=== Data excerpts ===
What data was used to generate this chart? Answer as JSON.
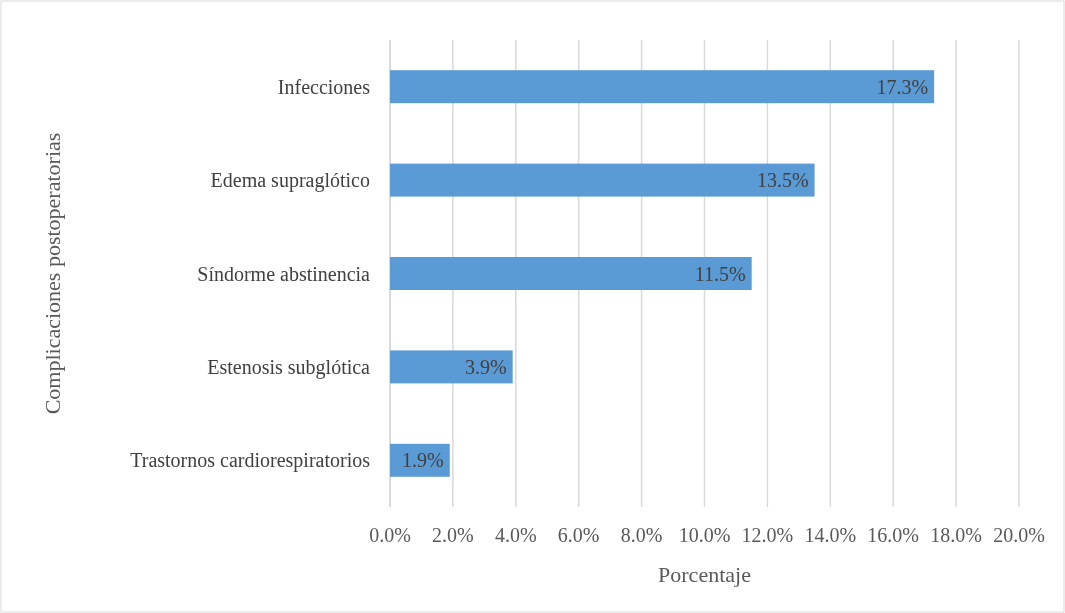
{
  "chart_data": {
    "type": "bar",
    "orientation": "horizontal",
    "xlabel": "Porcentaje",
    "ylabel": "Complicaciones postoperatorias",
    "categories": [
      "Infecciones",
      "Edema supraglótico",
      "Síndorme abstinencia",
      "Estenosis subglótica",
      "Trastornos cardiorespiratorios"
    ],
    "values": [
      17.3,
      13.5,
      11.5,
      3.9,
      1.9
    ],
    "value_labels": [
      "17.3%",
      "13.5%",
      "11.5%",
      "3.9%",
      "1.9%"
    ],
    "color": "#5b9bd5",
    "xlim": [
      0,
      20
    ],
    "xticks": [
      {
        "value": 0,
        "label": "0.0%"
      },
      {
        "value": 2,
        "label": "2.0%"
      },
      {
        "value": 4,
        "label": "4.0%"
      },
      {
        "value": 6,
        "label": "6.0%"
      },
      {
        "value": 8,
        "label": "8.0%"
      },
      {
        "value": 10,
        "label": "10.0%"
      },
      {
        "value": 12,
        "label": "12.0%"
      },
      {
        "value": 14,
        "label": "14.0%"
      },
      {
        "value": 16,
        "label": "16.0%"
      },
      {
        "value": 18,
        "label": "18.0%"
      },
      {
        "value": 20,
        "label": "20.0%"
      }
    ],
    "grid": "x"
  }
}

=== Given request ===
Leave out the pictures and output the rest of the material exactly as written.

=== Reply to the task ===
What data was used to generate this chart? Answer as JSON.
{
  "chart_data": {
    "type": "bar",
    "orientation": "horizontal",
    "xlabel": "Porcentaje",
    "ylabel": "Complicaciones postoperatorias",
    "categories": [
      "Infecciones",
      "Edema supraglótico",
      "Síndorme abstinencia",
      "Estenosis subglótica",
      "Trastornos cardiorespiratorios"
    ],
    "values": [
      17.3,
      13.5,
      11.5,
      3.9,
      1.9
    ],
    "value_labels": [
      "17.3%",
      "13.5%",
      "11.5%",
      "3.9%",
      "1.9%"
    ],
    "color": "#5b9bd5",
    "xlim": [
      0,
      20
    ],
    "xticks": [
      {
        "value": 0,
        "label": "0.0%"
      },
      {
        "value": 2,
        "label": "2.0%"
      },
      {
        "value": 4,
        "label": "4.0%"
      },
      {
        "value": 6,
        "label": "6.0%"
      },
      {
        "value": 8,
        "label": "8.0%"
      },
      {
        "value": 10,
        "label": "10.0%"
      },
      {
        "value": 12,
        "label": "12.0%"
      },
      {
        "value": 14,
        "label": "14.0%"
      },
      {
        "value": 16,
        "label": "16.0%"
      },
      {
        "value": 18,
        "label": "18.0%"
      },
      {
        "value": 20,
        "label": "20.0%"
      }
    ],
    "grid": "x"
  }
}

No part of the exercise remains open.